_TEXTE PRÉSENTÉ_
= = = = =
Chilembwe et son Église
John Chilembwe, né dans la région vers 1871, effectue ses premières années de formation à la mission de l'Église d'Écosse puis il rencontre Joseph Booth, un missionnaire baptiste radical, qui dirige la Zambezi Industrial Mission. Booth prône une forme d'égalitarisme et son attitude progressiste concernant les races retient l'attention de Chilembwe[7]. Sous le patronage de Booth, Chilembwe se rend aux États-Unis pour étudier à l'université de Virginie à Lynchburg (un établissement privé d'enseignement religieux). Il fréquente les cercles Afro-Américains et est influencé par les récits de l'abolitionniste John Brown et de l'égalitariste Booker T. Washington[8].
Chilembwe revient au Nyassaland en 1900 et, avec l'aide de la « convention nationale baptiste afro-américaine », il fonde sa propre Église indépendante, la Providence Industrial Mission, dans le village de Mbombwe. Dans les années qui suivent, il est considéré par les autorités coloniales comme un « modèle d'évolution africaine non-violente »[9]. Il met en place un groupement d'écoles pour Noirs lesquelles accueillent plus de neuf cents élèves au total et une fédération coopérative décrite comme « l'embryon d'une chambre de commerce »[10],[7]. Néanmoins, les activités de John Chilembwe amènent des frictions avec la direction de la grande plantation locale, l'Alexander Livingstone Bruce Plantation, qui s'inquiète de son influence sur ses employés. En , elle fait brûler des églises construites par des sectataires de Chilembwe sur des terres appartenant à la plantation[10].
= = = = =
_ÉNONCÉ 1_
Dressez la liste de toutes les missions que nomme le texte sur Chilembwe.

Annotations des éléments de page
= = = = =
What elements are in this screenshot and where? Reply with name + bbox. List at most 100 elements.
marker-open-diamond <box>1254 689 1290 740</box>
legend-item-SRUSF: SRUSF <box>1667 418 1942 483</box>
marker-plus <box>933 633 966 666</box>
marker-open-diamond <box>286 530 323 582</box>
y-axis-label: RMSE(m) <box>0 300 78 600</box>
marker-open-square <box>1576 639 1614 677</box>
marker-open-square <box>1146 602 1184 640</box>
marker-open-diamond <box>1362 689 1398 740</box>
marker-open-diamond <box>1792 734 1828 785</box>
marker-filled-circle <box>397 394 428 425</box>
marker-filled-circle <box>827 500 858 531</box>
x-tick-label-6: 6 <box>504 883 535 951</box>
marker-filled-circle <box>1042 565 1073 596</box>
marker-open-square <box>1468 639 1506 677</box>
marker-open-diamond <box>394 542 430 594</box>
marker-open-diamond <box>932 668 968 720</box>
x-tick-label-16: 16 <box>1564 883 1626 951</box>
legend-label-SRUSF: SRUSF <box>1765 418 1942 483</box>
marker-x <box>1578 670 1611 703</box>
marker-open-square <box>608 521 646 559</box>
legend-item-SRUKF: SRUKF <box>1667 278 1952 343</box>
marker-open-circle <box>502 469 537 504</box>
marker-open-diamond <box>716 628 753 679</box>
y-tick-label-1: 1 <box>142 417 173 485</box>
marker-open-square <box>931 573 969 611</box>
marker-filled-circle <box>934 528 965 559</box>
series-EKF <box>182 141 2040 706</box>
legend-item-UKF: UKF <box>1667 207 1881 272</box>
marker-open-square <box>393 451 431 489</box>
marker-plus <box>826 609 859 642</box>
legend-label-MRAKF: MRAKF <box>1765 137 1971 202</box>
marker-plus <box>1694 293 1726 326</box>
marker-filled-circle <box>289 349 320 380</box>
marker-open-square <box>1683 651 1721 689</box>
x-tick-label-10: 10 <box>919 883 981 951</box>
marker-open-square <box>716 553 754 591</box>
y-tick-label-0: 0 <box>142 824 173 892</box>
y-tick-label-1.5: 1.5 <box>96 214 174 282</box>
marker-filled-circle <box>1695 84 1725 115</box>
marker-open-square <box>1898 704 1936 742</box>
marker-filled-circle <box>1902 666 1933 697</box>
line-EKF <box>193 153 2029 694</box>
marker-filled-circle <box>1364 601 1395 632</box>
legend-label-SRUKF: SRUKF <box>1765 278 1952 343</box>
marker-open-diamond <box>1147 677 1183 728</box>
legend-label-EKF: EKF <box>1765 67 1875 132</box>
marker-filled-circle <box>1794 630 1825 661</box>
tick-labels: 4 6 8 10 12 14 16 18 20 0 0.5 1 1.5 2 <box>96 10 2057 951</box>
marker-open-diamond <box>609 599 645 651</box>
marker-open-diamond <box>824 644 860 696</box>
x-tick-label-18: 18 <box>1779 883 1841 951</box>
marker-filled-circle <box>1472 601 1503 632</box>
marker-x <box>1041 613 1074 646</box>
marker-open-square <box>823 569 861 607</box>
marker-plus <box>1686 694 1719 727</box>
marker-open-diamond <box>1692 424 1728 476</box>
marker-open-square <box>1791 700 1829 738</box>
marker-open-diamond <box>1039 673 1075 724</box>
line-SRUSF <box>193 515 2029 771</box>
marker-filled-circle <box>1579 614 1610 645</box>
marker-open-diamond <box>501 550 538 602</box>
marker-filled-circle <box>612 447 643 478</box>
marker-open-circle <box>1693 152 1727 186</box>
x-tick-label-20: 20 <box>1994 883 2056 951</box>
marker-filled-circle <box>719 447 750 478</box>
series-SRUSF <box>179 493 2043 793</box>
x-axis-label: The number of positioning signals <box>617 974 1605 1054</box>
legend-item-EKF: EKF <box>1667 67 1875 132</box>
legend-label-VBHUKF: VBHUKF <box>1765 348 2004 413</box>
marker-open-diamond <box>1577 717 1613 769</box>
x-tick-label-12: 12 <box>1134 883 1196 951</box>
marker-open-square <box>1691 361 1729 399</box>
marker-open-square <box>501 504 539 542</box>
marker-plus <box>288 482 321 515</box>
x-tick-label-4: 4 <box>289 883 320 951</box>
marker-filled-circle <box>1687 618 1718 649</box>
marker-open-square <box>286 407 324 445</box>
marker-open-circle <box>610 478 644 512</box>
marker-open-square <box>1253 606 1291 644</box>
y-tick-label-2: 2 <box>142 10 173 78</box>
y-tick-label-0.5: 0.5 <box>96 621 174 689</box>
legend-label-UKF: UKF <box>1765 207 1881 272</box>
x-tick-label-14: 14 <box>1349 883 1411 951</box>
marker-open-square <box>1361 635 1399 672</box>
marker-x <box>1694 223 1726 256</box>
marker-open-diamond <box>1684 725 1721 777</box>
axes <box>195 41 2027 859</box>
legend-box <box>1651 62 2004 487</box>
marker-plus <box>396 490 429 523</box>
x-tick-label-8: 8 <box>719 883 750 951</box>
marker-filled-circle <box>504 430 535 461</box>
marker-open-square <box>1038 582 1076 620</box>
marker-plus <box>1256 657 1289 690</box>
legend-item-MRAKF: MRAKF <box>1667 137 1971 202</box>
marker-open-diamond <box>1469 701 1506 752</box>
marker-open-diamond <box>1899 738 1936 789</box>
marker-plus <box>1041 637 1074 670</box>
= = = = =
_ÉNONCÉ 2_
Modifiez les enregistrements depuis la première ligne jusqu'à la ligne contenant "marker-open-diamond <box>716 628" incluse, en remplaçant "marker-open-square" par "marker-hollow-square" sans rien changer d'autre, et ne reproduisez que ces lignes.

_CORRIGÉ 1_
- la mission de l'Église d'Écosse
- la Zambezi Industrial Mission
- la Providence Industrial Mission

_CORRIGÉ 2_
What elements are in this screenshot and where? Reply with name + bbox. List at most 100 elements.
marker-open-diamond <box>1254 689 1290 740</box>
legend-item-SRUSF: SRUSF <box>1667 418 1942 483</box>
marker-plus <box>933 633 966 666</box>
marker-open-diamond <box>286 530 323 582</box>
y-axis-label: RMSE(m) <box>0 300 78 600</box>
marker-hollow-square <box>1576 639 1614 677</box>
marker-hollow-square <box>1146 602 1184 640</box>
marker-open-diamond <box>1362 689 1398 740</box>
marker-open-diamond <box>1792 734 1828 785</box>
marker-filled-circle <box>397 394 428 425</box>
marker-filled-circle <box>827 500 858 531</box>
x-tick-label-6: 6 <box>504 883 535 951</box>
marker-filled-circle <box>1042 565 1073 596</box>
marker-hollow-square <box>1468 639 1506 677</box>
marker-open-diamond <box>394 542 430 594</box>
marker-open-diamond <box>932 668 968 720</box>
x-tick-label-16: 16 <box>1564 883 1626 951</box>
legend-label-SRUSF: SRUSF <box>1765 418 1942 483</box>
marker-x <box>1578 670 1611 703</box>
marker-hollow-square <box>608 521 646 559</box>
legend-item-SRUKF: SRUKF <box>1667 278 1952 343</box>
marker-open-circle <box>502 469 537 504</box>
marker-open-diamond <box>716 628 753 679</box>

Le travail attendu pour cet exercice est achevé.